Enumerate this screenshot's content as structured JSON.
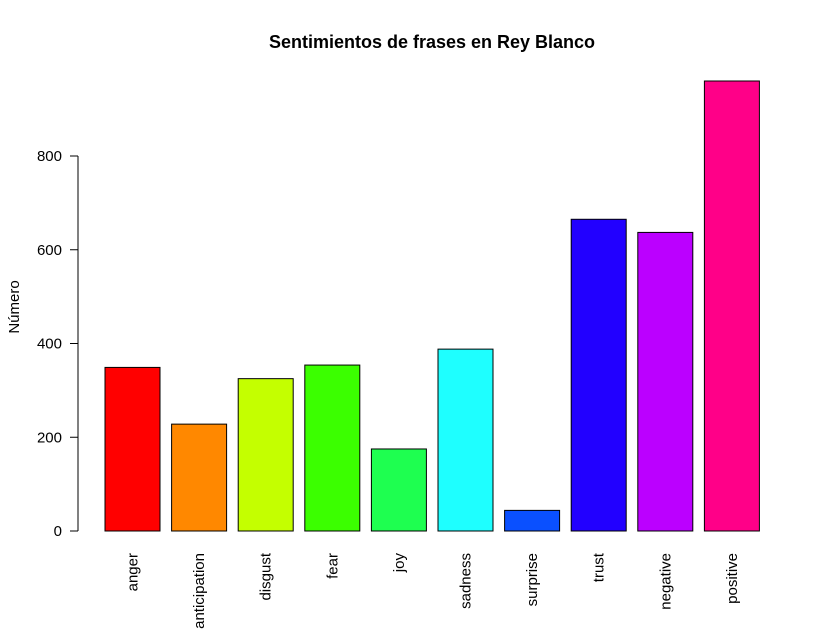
{
  "chart_data": {
    "type": "bar",
    "title": "Sentimientos de frases en Rey Blanco",
    "xlabel": "",
    "ylabel": "Número",
    "categories": [
      "anger",
      "anticipation",
      "disgust",
      "fear",
      "joy",
      "sadness",
      "surprise",
      "trust",
      "negative",
      "positive"
    ],
    "values": [
      349,
      228,
      325,
      354,
      175,
      388,
      44,
      665,
      637,
      960
    ],
    "colors": [
      "#FF0000",
      "#FF8800",
      "#C4FF00",
      "#3BFF00",
      "#1EFF50",
      "#1EFFFF",
      "#0A50FF",
      "#2200FF",
      "#BB00FF",
      "#FF0088"
    ],
    "yticks": [
      0,
      200,
      400,
      600,
      800
    ],
    "ylim": [
      0,
      960
    ],
    "grid": false,
    "legend": "none"
  }
}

::::

STATED PROBLEM:
Omit the pictures and restate the rest of the records verbatim.

EXERCISE SOLUTION:
Enumerate this screenshot's content as structured JSON.
{
  "chart_data": {
    "type": "bar",
    "title": "Sentimientos de frases en Rey Blanco",
    "xlabel": "",
    "ylabel": "Número",
    "categories": [
      "anger",
      "anticipation",
      "disgust",
      "fear",
      "joy",
      "sadness",
      "surprise",
      "trust",
      "negative",
      "positive"
    ],
    "values": [
      349,
      228,
      325,
      354,
      175,
      388,
      44,
      665,
      637,
      960
    ],
    "colors": [
      "#FF0000",
      "#FF8800",
      "#C4FF00",
      "#3BFF00",
      "#1EFF50",
      "#1EFFFF",
      "#0A50FF",
      "#2200FF",
      "#BB00FF",
      "#FF0088"
    ],
    "yticks": [
      0,
      200,
      400,
      600,
      800
    ],
    "ylim": [
      0,
      960
    ],
    "grid": false,
    "legend": "none"
  }
}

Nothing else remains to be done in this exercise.